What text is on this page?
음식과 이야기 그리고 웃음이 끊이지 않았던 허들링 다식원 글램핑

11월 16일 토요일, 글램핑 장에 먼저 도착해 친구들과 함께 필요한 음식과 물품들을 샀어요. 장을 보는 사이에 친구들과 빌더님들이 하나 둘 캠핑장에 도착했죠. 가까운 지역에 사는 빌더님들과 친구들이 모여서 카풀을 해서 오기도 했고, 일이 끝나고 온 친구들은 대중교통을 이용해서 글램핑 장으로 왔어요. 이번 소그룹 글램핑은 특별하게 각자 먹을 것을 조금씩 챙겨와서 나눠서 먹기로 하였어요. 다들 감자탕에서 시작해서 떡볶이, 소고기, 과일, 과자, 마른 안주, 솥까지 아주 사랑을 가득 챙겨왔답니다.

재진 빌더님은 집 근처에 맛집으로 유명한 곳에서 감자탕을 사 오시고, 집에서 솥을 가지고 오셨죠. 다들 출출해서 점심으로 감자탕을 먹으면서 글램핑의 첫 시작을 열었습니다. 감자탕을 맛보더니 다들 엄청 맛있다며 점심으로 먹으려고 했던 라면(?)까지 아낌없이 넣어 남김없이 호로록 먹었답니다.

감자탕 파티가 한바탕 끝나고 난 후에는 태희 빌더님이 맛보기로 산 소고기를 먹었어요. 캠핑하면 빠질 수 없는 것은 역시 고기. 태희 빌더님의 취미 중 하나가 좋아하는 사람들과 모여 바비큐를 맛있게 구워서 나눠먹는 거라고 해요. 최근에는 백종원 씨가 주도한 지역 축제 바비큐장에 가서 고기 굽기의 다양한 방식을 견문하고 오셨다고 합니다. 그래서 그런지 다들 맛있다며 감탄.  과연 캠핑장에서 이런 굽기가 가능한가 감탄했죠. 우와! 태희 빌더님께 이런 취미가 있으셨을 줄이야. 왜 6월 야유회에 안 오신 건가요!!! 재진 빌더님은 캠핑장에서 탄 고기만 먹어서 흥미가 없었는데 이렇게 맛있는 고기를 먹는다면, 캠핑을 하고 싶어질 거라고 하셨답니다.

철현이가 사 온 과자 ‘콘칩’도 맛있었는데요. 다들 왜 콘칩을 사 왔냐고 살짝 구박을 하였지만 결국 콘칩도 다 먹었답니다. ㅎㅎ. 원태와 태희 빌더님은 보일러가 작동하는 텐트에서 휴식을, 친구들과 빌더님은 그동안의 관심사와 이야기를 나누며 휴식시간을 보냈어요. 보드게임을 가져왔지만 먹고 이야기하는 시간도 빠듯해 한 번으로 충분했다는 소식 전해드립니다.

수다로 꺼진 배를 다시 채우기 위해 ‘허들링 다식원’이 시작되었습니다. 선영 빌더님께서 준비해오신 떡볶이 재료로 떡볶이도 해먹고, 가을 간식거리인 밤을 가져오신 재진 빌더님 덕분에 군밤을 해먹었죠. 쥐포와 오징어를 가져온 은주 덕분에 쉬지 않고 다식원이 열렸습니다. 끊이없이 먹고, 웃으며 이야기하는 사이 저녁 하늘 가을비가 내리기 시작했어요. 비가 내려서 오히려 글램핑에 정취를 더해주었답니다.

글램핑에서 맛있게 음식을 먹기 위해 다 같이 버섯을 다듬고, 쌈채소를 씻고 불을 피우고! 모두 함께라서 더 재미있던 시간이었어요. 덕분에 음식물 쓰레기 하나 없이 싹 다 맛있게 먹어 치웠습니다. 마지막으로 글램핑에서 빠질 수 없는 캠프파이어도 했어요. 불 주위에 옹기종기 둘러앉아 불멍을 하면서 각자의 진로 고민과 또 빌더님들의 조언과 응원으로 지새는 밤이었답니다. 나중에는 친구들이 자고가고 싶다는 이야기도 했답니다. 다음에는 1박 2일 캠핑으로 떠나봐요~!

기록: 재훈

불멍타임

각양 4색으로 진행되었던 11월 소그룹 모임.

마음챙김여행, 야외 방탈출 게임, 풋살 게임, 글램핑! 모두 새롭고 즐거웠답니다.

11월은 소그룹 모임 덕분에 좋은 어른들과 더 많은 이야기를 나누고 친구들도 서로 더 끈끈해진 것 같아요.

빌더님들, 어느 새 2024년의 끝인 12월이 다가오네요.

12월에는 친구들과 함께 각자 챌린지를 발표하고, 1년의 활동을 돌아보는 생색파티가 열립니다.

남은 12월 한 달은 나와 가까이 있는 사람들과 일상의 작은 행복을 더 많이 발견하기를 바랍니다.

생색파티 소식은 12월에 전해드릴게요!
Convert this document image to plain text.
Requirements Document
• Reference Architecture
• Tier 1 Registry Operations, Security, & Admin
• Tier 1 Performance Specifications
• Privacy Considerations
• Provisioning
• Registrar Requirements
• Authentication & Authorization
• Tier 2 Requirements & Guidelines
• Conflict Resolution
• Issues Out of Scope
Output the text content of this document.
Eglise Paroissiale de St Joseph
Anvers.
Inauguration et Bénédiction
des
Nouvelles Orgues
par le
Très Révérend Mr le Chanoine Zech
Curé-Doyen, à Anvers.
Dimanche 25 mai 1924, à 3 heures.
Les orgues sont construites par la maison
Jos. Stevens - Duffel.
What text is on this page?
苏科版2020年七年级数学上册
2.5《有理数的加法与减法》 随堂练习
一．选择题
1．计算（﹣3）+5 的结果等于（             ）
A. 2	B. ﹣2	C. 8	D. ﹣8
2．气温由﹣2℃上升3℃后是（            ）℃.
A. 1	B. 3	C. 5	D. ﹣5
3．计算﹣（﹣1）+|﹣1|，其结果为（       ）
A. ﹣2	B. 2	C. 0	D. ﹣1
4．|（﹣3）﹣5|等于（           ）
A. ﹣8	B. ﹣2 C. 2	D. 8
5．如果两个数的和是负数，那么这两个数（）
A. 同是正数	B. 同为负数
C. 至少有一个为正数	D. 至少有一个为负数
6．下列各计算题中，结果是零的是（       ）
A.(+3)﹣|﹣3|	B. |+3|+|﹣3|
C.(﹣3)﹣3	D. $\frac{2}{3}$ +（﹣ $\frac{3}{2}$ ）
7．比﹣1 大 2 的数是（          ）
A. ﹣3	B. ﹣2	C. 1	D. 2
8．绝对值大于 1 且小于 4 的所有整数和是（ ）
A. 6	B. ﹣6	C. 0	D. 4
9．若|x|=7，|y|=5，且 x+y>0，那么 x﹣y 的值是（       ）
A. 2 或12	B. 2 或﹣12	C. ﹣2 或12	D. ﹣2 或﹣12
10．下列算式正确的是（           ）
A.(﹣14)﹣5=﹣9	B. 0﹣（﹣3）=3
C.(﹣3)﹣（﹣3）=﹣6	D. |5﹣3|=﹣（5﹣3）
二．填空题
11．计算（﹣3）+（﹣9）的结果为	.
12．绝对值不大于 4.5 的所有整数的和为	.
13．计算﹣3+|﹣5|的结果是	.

────────────────

- [PROBLEM STATEMENT]:
Copy each line of the data that contains the word "Tier".

- [RESPONSE TO THE TASK]:
• Tier 1 Registry Operations, Security, & Admin
• Tier 1 Performance Specifications
• Tier 2 Requirements & Guidelines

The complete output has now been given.